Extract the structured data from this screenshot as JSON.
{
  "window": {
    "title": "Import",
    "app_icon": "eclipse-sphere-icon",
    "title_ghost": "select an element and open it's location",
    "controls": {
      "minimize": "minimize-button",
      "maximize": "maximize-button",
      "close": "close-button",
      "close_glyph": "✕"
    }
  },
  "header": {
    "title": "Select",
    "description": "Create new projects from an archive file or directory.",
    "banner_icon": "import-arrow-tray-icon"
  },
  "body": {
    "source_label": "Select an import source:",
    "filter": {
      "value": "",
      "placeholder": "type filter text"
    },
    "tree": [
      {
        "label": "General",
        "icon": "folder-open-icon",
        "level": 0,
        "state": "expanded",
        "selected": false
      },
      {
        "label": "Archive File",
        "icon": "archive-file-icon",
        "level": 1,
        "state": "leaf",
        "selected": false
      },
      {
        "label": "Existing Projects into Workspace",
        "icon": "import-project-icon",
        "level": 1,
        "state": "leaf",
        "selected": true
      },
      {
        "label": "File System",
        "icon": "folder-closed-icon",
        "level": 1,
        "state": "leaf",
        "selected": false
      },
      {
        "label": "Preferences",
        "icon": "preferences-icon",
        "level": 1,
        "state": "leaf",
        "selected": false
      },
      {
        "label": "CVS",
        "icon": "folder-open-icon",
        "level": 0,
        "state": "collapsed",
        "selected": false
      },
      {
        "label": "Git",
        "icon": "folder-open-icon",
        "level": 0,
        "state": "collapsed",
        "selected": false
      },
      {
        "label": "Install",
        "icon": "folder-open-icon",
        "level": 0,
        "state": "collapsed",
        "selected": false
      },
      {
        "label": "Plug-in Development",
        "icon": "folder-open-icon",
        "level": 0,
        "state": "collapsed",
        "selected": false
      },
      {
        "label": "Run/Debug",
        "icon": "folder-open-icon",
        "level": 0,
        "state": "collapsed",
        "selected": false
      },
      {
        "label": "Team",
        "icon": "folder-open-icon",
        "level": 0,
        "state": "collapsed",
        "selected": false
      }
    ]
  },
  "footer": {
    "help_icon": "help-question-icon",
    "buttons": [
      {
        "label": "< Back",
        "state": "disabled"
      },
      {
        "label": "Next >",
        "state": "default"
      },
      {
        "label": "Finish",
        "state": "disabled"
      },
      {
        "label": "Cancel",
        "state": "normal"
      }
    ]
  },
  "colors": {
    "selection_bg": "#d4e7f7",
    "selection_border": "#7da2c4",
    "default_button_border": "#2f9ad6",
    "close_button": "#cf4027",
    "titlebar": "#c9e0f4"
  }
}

—————

** STATED EXERCISE **
Write out the entries above word for word.

** OUTPUT OF THE TASK **
Extract the structured data from this screenshot as JSON.
{
  "window": {
    "title": "Import",
    "app_icon": "eclipse-sphere-icon",
    "title_ghost": "select an element and open it's location",
    "controls": {
      "minimize": "minimize-button",
      "maximize": "maximize-button",
      "close": "close-button",
      "close_glyph": "✕"
    }
  },
  "header": {
    "title": "Select",
    "description": "Create new projects from an archive file or directory.",
    "banner_icon": "import-arrow-tray-icon"
  },
  "body": {
    "source_label": "Select an import source:",
    "filter": {
      "value": "",
      "placeholder": "type filter text"
    },
    "tree": [
      {
        "label": "General",
        "icon": "folder-open-icon",
        "level": 0,
        "state": "expanded",
        "selected": false
      },
      {
        "label": "Archive File",
        "icon": "archive-file-icon",
        "level": 1,
        "state": "leaf",
        "selected": false
      },
      {
        "label": "Existing Projects into Workspace",
        "icon": "import-project-icon",
        "level": 1,
        "state": "leaf",
        "selected": true
      },
      {
        "label": "File System",
        "icon": "folder-closed-icon",
        "level": 1,
        "state": "leaf",
        "selected": false
      },
      {
        "label": "Preferences",
        "icon": "preferences-icon",
        "level": 1,
        "state": "leaf",
        "selected": false
      },
      {
        "label": "CVS",
        "icon": "folder-open-icon",
        "level": 0,
        "state": "collapsed",
        "selected": false
      },
      {
        "label": "Git",
        "icon": "folder-open-icon",
        "level": 0,
        "state": "collapsed",
        "selected": false
      },
      {
        "label": "Install",
        "icon": "folder-open-icon",
        "level": 0,
        "state": "collapsed",
        "selected": false
      },
      {
        "label": "Plug-in Development",
        "icon": "folder-open-icon",
        "level": 0,
        "state": "collapsed",
        "selected": false
      },
      {
        "label": "Run/Debug",
        "icon": "folder-open-icon",
        "level": 0,
        "state": "collapsed",
        "selected": false
      },
      {
        "label": "Team",
        "icon": "folder-open-icon",
        "level": 0,
        "state": "collapsed",
        "selected": false
      }
    ]
  },
  "footer": {
    "help_icon": "help-question-icon",
    "buttons": [
      {
        "label": "< Back",
        "state": "disabled"
      },
      {
        "label": "Next >",
        "state": "default"
      },
      {
        "label": "Finish",
        "state": "disabled"
      },
      {
        "label": "Cancel",
        "state": "normal"
      }
    ]
  },
  "colors": {
    "selection_bg": "#d4e7f7",
    "selection_border": "#7da2c4",
    "default_button_border": "#2f9ad6",
    "close_button": "#cf4027",
    "titlebar": "#c9e0f4"
  }
}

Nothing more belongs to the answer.